--- Begin ---

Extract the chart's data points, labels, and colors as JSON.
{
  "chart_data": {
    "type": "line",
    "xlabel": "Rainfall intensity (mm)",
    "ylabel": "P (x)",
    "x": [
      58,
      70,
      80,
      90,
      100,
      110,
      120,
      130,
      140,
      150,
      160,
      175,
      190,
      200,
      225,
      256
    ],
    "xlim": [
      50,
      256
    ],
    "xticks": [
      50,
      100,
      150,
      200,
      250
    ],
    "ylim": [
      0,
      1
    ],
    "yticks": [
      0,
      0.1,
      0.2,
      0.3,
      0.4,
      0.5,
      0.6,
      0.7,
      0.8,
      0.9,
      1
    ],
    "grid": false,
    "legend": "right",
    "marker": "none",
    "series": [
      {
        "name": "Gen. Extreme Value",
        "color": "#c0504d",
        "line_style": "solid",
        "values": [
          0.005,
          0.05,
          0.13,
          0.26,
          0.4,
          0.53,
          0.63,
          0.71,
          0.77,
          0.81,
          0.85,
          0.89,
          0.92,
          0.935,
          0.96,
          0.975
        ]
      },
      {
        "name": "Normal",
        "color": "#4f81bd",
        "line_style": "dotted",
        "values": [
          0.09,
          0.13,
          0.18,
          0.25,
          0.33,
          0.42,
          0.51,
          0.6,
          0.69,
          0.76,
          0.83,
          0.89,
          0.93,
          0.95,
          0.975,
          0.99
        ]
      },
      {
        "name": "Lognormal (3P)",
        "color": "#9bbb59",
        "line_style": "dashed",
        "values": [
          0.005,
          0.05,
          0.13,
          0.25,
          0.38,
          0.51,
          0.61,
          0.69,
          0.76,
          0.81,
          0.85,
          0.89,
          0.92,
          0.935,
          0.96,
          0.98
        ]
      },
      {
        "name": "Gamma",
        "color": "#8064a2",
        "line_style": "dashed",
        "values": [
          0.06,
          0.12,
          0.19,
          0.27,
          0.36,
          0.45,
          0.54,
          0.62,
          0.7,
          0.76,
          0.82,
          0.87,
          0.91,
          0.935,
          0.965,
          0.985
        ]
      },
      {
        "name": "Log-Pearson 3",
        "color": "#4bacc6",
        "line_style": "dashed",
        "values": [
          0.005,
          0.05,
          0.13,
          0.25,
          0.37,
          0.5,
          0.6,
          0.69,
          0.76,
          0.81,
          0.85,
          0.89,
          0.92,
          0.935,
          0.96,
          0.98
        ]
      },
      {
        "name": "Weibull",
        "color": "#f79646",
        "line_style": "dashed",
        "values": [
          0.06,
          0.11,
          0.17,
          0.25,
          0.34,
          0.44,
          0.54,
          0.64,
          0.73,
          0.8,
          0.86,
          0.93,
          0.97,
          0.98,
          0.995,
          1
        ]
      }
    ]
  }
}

--- End ---

EXERCISE: Write out the records shown above, exactly as they appear.

SOLVED EXERCISE:
Extract the chart's data points, labels, and colors as JSON.
{
  "chart_data": {
    "type": "line",
    "xlabel": "Rainfall intensity (mm)",
    "ylabel": "P (x)",
    "x": [
      58,
      70,
      80,
      90,
      100,
      110,
      120,
      130,
      140,
      150,
      160,
      175,
      190,
      200,
      225,
      256
    ],
    "xlim": [
      50,
      256
    ],
    "xticks": [
      50,
      100,
      150,
      200,
      250
    ],
    "ylim": [
      0,
      1
    ],
    "yticks": [
      0,
      0.1,
      0.2,
      0.3,
      0.4,
      0.5,
      0.6,
      0.7,
      0.8,
      0.9,
      1
    ],
    "grid": false,
    "legend": "right",
    "marker": "none",
    "series": [
      {
        "name": "Gen. Extreme Value",
        "color": "#c0504d",
        "line_style": "solid",
        "values": [
          0.005,
          0.05,
          0.13,
          0.26,
          0.4,
          0.53,
          0.63,
          0.71,
          0.77,
          0.81,
          0.85,
          0.89,
          0.92,
          0.935,
          0.96,
          0.975
        ]
      },
      {
        "name": "Normal",
        "color": "#4f81bd",
        "line_style": "dotted",
        "values": [
          0.09,
          0.13,
          0.18,
          0.25,
          0.33,
          0.42,
          0.51,
          0.6,
          0.69,
          0.76,
          0.83,
          0.89,
          0.93,
          0.95,
          0.975,
          0.99
        ]
      },
      {
        "name": "Lognormal (3P)",
        "color": "#9bbb59",
        "line_style": "dashed",
        "values": [
          0.005,
          0.05,
          0.13,
          0.25,
          0.38,
          0.51,
          0.61,
          0.69,
          0.76,
          0.81,
          0.85,
          0.89,
          0.92,
          0.935,
          0.96,
          0.98
        ]
      },
      {
        "name": "Gamma",
        "color": "#8064a2",
        "line_style": "dashed",
        "values": [
          0.06,
          0.12,
          0.19,
          0.27,
          0.36,
          0.45,
          0.54,
          0.62,
          0.7,
          0.76,
          0.82,
          0.87,
          0.91,
          0.935,
          0.965,
          0.985
        ]
      },
      {
        "name": "Log-Pearson 3",
        "color": "#4bacc6",
        "line_style": "dashed",
        "values": [
          0.005,
          0.05,
          0.13,
          0.25,
          0.37,
          0.5,
          0.6,
          0.69,
          0.76,
          0.81,
          0.85,
          0.89,
          0.92,
          0.935,
          0.96,
          0.98
        ]
      },
      {
        "name": "Weibull",
        "color": "#f79646",
        "line_style": "dashed",
        "values": [
          0.06,
          0.11,
          0.17,
          0.25,
          0.34,
          0.44,
          0.54,
          0.64,
          0.73,
          0.8,
          0.86,
          0.93,
          0.97,
          0.98,
          0.995,
          1
        ]
      }
    ]
  }
}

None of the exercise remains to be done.